======== Extracted data ========
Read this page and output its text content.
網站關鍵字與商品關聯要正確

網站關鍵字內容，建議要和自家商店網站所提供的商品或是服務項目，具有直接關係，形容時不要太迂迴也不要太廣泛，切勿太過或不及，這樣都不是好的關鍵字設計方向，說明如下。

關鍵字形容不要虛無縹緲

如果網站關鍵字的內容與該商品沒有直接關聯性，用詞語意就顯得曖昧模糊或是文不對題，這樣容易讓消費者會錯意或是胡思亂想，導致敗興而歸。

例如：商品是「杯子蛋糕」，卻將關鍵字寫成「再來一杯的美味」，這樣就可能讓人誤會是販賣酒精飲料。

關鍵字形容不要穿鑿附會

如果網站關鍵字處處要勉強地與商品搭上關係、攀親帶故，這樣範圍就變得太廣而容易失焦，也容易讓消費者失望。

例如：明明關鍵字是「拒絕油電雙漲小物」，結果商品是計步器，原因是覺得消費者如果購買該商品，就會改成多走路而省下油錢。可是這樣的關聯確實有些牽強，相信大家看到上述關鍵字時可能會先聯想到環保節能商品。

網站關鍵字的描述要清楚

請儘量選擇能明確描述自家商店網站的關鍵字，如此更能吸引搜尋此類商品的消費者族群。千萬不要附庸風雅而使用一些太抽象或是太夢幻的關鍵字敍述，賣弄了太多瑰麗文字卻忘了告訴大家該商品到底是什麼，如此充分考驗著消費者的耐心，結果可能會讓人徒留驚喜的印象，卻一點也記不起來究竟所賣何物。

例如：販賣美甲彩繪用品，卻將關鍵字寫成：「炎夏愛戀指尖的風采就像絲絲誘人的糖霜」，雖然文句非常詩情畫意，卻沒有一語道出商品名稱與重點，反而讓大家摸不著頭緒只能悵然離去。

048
========
Your objective:
Exact output of every entry is required.

Answer for the task:
Read this page and output its text content.
網站關鍵字與商品關聯要正確

網站關鍵字內容，建議要和自家商店網站所提供的商品或是服務項目，具有直接關係，形容時不要太迂迴也不要太廣泛，切勿太過或不及，這樣都不是好的關鍵字設計方向，說明如下。

關鍵字形容不要虛無縹緲

如果網站關鍵字的內容與該商品沒有直接關聯性，用詞語意就顯得曖昧模糊或是文不對題，這樣容易讓消費者會錯意或是胡思亂想，導致敗興而歸。

例如：商品是「杯子蛋糕」，卻將關鍵字寫成「再來一杯的美味」，這樣就可能讓人誤會是販賣酒精飲料。

關鍵字形容不要穿鑿附會

如果網站關鍵字處處要勉強地與商品搭上關係、攀親帶故，這樣範圍就變得太廣而容易失焦，也容易讓消費者失望。

例如：明明關鍵字是「拒絕油電雙漲小物」，結果商品是計步器，原因是覺得消費者如果購買該商品，就會改成多走路而省下油錢。可是這樣的關聯確實有些牽強，相信大家看到上述關鍵字時可能會先聯想到環保節能商品。

網站關鍵字的描述要清楚

請儘量選擇能明確描述自家商店網站的關鍵字，如此更能吸引搜尋此類商品的消費者族群。千萬不要附庸風雅而使用一些太抽象或是太夢幻的關鍵字敍述，賣弄了太多瑰麗文字卻忘了告訴大家該商品到底是什麼，如此充分考驗著消費者的耐心，結果可能會讓人徒留驚喜的印象，卻一點也記不起來究竟所賣何物。

例如：販賣美甲彩繪用品，卻將關鍵字寫成：「炎夏愛戀指尖的風采就像絲絲誘人的糖霜」，雖然文句非常詩情畫意，卻沒有一語道出商品名稱與重點，反而讓大家摸不著頭緒只能悵然離去。

048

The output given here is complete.